Stated task: Copy the following entries word for word, beginning at the line that contains "Patent image size: (982, 1230)." and stopping after the line that contains "The sensor 110D is at (437, 928).".

Supplied material:
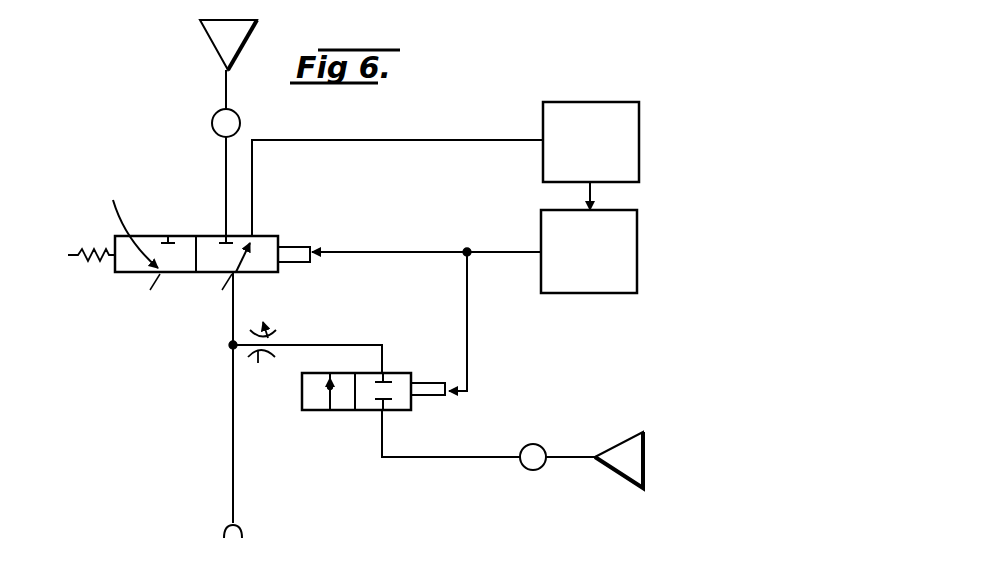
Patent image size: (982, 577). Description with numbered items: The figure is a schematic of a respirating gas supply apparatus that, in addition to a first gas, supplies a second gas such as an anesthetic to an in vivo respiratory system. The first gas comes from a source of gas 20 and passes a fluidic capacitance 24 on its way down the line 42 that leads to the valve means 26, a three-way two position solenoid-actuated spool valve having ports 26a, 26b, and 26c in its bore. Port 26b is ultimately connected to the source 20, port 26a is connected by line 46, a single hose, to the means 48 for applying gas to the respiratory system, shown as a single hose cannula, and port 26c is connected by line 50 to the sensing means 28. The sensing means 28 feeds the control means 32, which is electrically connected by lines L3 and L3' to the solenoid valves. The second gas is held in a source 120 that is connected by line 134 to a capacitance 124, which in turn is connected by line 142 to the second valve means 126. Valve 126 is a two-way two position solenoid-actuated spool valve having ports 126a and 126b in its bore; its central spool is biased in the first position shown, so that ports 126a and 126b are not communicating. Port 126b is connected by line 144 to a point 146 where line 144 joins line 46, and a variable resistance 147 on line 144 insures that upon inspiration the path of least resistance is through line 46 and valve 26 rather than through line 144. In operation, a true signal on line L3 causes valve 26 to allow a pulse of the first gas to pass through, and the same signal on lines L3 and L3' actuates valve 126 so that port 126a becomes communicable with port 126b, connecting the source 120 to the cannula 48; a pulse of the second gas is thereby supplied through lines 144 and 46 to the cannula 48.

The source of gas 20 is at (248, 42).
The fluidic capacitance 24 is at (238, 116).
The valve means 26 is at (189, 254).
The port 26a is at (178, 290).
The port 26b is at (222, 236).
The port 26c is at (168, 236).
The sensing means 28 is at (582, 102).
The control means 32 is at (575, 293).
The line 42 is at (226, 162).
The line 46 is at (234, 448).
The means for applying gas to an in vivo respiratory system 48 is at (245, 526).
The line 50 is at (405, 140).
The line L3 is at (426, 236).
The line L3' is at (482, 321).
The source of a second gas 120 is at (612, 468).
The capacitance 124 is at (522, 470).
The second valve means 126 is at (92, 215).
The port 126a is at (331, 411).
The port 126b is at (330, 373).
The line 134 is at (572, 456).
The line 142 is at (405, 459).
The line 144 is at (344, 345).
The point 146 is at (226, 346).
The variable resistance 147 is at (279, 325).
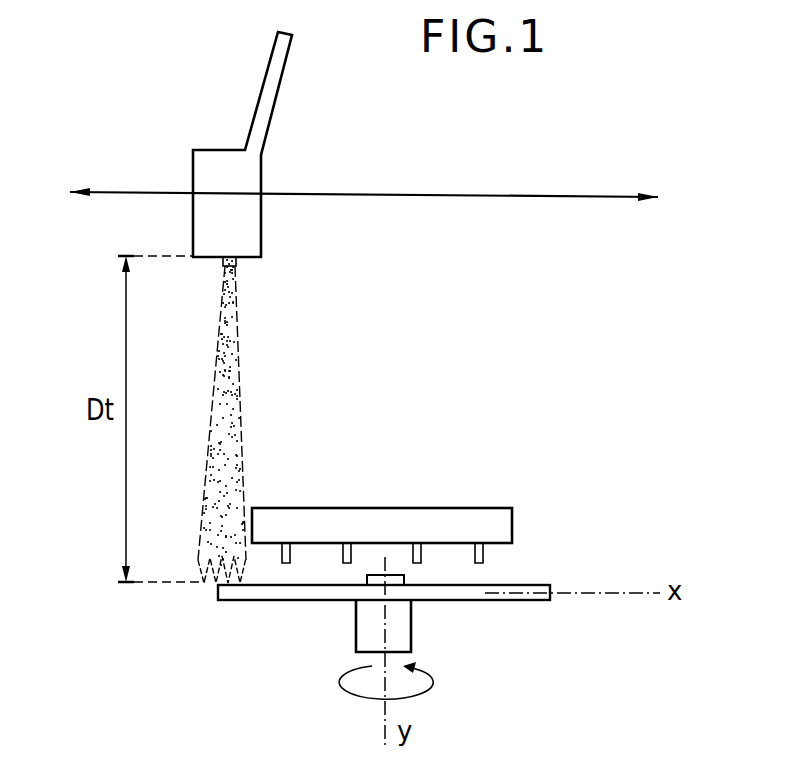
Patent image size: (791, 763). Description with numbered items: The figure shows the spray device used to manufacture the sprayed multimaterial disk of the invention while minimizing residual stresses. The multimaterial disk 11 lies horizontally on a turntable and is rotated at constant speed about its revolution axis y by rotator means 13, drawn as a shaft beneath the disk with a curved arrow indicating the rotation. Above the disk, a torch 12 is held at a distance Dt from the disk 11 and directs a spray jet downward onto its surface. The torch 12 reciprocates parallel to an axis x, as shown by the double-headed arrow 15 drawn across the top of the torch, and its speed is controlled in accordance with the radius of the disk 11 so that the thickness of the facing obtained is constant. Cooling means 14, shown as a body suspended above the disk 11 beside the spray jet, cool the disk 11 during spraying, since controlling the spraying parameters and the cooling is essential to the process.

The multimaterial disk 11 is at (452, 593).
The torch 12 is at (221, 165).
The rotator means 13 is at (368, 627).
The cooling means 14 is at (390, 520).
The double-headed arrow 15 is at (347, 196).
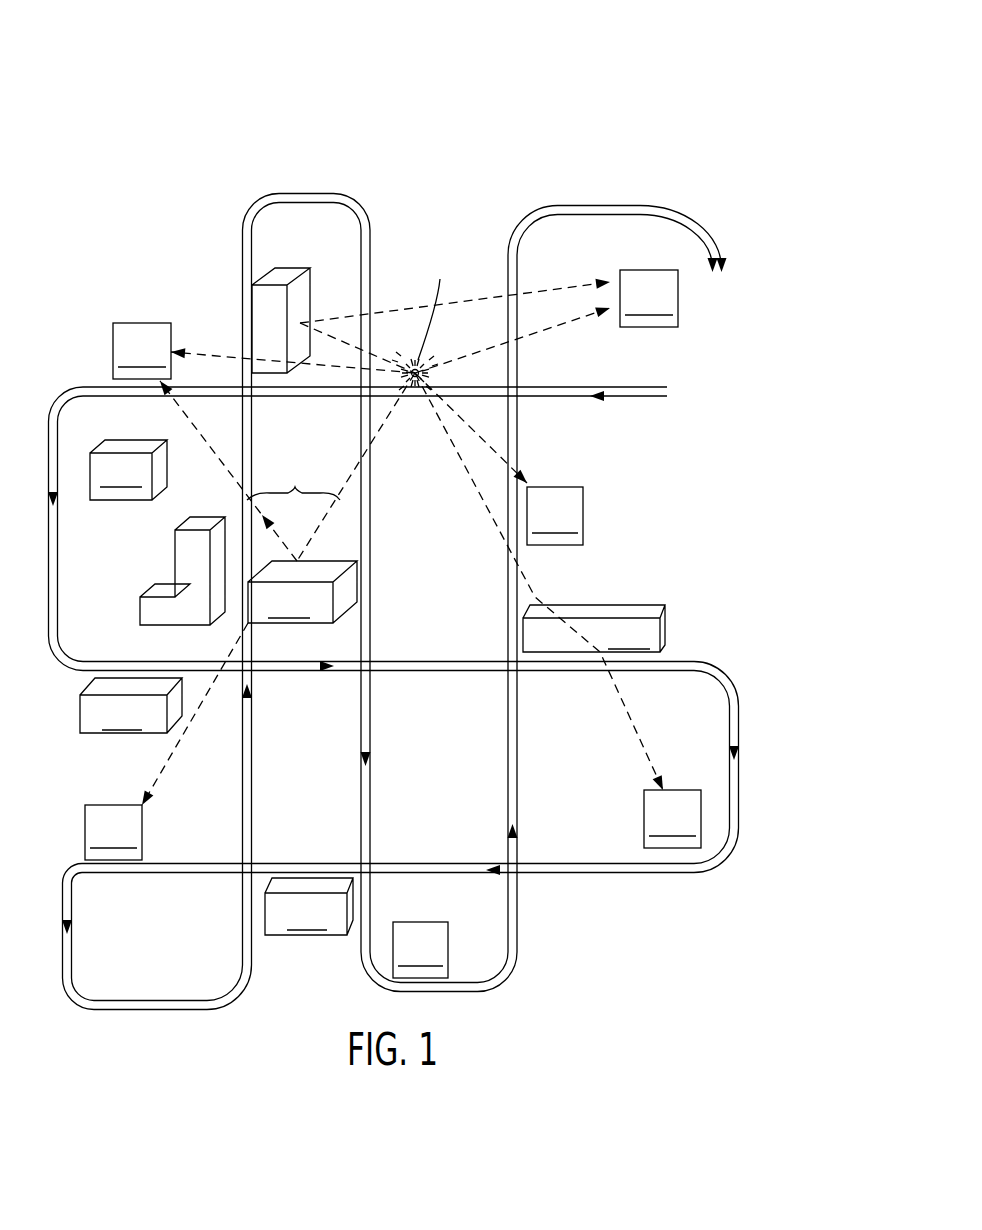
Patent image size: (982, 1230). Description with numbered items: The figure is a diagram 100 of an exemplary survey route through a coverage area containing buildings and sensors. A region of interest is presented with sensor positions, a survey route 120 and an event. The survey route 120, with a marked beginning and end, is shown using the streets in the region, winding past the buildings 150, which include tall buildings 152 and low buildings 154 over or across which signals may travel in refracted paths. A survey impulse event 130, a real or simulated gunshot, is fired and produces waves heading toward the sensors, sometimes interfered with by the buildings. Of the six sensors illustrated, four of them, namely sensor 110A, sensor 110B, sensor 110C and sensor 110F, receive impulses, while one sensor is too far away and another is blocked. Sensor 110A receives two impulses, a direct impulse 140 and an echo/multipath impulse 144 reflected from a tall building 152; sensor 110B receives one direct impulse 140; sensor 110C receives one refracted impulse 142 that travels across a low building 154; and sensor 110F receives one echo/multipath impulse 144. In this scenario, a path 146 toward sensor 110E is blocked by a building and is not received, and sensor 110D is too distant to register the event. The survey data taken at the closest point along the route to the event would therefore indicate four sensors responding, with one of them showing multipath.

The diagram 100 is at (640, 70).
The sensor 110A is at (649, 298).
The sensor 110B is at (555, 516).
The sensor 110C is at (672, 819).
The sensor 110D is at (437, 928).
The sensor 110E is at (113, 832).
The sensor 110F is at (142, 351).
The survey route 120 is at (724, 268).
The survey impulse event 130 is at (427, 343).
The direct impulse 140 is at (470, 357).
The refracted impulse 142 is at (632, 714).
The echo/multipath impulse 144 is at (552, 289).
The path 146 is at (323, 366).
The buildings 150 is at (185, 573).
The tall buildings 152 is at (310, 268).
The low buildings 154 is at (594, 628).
---
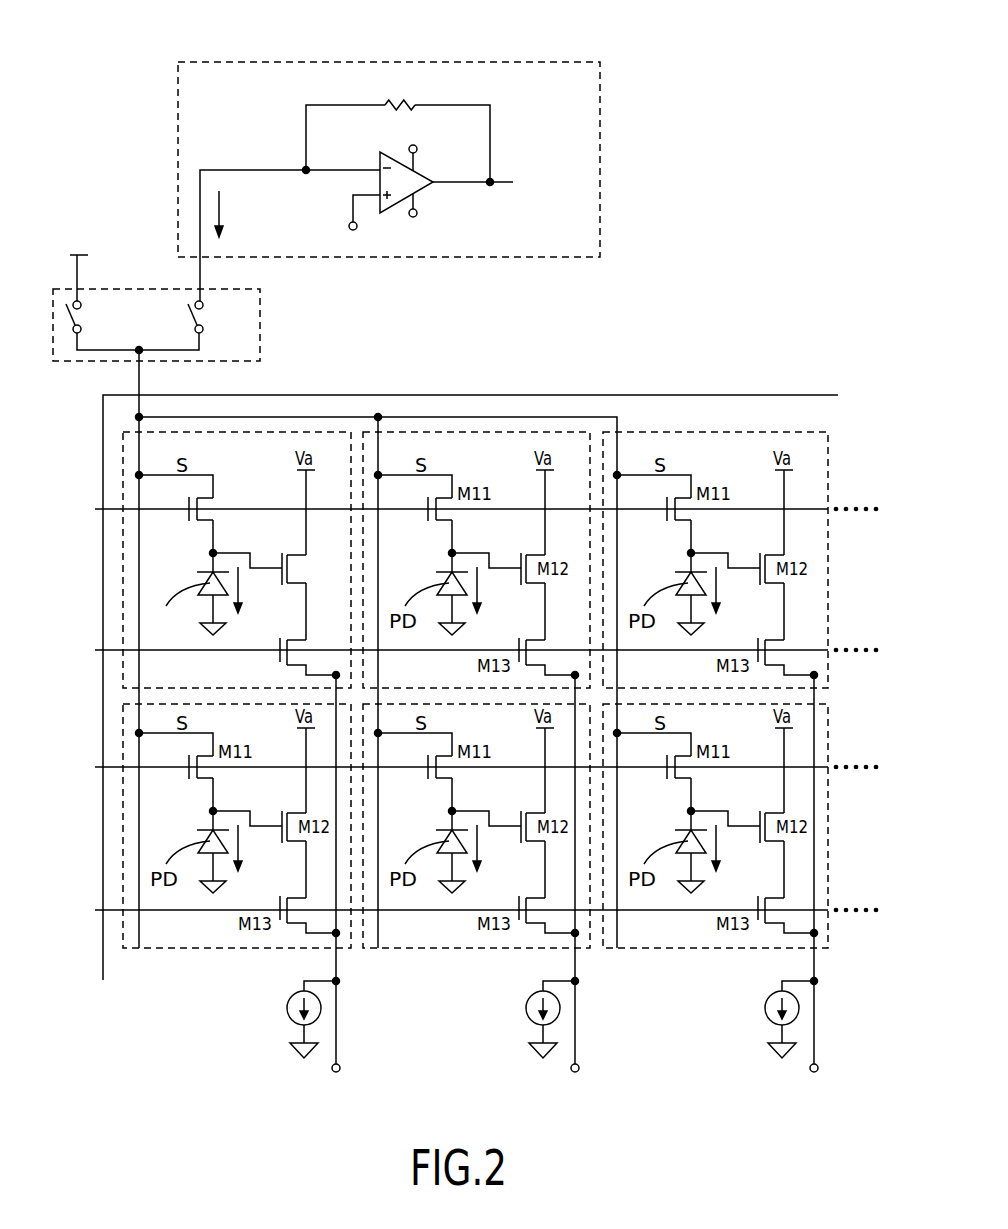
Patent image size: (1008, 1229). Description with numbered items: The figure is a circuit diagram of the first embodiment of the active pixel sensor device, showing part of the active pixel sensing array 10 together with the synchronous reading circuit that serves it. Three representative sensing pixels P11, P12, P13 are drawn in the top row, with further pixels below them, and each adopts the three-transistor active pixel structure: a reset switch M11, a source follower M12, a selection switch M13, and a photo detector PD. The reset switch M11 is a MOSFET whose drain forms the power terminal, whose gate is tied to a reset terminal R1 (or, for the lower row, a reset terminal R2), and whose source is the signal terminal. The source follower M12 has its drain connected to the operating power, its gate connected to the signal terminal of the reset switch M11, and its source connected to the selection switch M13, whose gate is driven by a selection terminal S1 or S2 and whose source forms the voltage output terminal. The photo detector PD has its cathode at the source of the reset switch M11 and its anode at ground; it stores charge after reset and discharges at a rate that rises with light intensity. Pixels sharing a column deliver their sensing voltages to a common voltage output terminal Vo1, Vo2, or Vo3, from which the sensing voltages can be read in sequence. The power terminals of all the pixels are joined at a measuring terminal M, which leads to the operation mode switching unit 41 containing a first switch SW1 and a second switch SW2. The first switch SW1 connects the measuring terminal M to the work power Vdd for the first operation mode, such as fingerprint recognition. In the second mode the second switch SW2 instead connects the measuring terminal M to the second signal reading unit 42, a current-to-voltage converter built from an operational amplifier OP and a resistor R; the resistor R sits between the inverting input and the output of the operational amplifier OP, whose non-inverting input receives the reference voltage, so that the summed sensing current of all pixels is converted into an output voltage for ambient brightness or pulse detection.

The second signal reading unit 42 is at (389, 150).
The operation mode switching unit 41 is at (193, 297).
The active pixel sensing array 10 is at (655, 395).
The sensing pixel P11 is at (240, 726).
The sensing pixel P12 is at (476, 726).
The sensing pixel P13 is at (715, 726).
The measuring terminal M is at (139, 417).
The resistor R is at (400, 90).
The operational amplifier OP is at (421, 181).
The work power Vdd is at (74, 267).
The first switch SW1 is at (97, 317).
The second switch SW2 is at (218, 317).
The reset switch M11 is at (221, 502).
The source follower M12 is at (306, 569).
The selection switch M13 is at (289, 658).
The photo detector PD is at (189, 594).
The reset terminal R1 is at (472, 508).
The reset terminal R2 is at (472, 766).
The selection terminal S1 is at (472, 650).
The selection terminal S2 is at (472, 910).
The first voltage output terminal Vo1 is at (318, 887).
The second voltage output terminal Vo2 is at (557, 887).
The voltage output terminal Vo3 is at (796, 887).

Response to the task:
Patent image size: (982, 1230). Description with numbered items: The figure is a diagram 100 of an exemplary survey route through a coverage area containing buildings and sensors. A region of interest is presented with sensor positions, a survey route 120 and an event. The survey route 120, with a marked beginning and end, is shown using the streets in the region, winding past the buildings 150, which include tall buildings 152 and low buildings 154 over or across which signals may travel in refracted paths. A survey impulse event 130, a real or simulated gunshot, is fired and produces waves heading toward the sensors, sometimes interfered with by the buildings. Of the six sensors illustrated, four of them, namely sensor 110A, sensor 110B, sensor 110C and sensor 110F, receive impulses, while one sensor is too far away and another is blocked. Sensor 110A receives two impulses, a direct impulse 140 and an echo/multipath impulse 144 reflected from a tall building 152; sensor 110B receives one direct impulse 140; sensor 110C receives one refracted impulse 142 that travels across a low building 154; and sensor 110F receives one echo/multipath impulse 144. In this scenario, a path 146 toward sensor 110E is blocked by a building and is not received, and sensor 110D is too distant to register the event. The survey data taken at the closest point along the route to the event would therefore indicate four sensors responding, with one of them showing multipath.

The diagram 100 is at (640, 70).
The sensor 110A is at (649, 298).
The sensor 110B is at (555, 516).
The sensor 110C is at (672, 819).
The sensor 110D is at (437, 928).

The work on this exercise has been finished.